Can you write out all of the material below, word for word?

┌─ SUPPLIED RECORDS

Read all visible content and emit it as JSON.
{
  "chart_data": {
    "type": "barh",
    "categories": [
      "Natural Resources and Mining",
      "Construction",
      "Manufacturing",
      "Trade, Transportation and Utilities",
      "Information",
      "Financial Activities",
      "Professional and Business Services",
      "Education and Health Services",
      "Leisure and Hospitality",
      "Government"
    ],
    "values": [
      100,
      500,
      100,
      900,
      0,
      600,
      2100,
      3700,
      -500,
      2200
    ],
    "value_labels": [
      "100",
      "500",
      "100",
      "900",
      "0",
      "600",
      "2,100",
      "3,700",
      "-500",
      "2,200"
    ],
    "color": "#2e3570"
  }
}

└─

CORRECT RESPONSE:
Read all visible content and emit it as JSON.
{
  "chart_data": {
    "type": "barh",
    "categories": [
      "Natural Resources and Mining",
      "Construction",
      "Manufacturing",
      "Trade, Transportation and Utilities",
      "Information",
      "Financial Activities",
      "Professional and Business Services",
      "Education and Health Services",
      "Leisure and Hospitality",
      "Government"
    ],
    "values": [
      100,
      500,
      100,
      900,
      0,
      600,
      2100,
      3700,
      -500,
      2200
    ],
    "value_labels": [
      "100",
      "500",
      "100",
      "900",
      "0",
      "600",
      "2,100",
      "3,700",
      "-500",
      "2,200"
    ],
    "color": "#2e3570"
  }
}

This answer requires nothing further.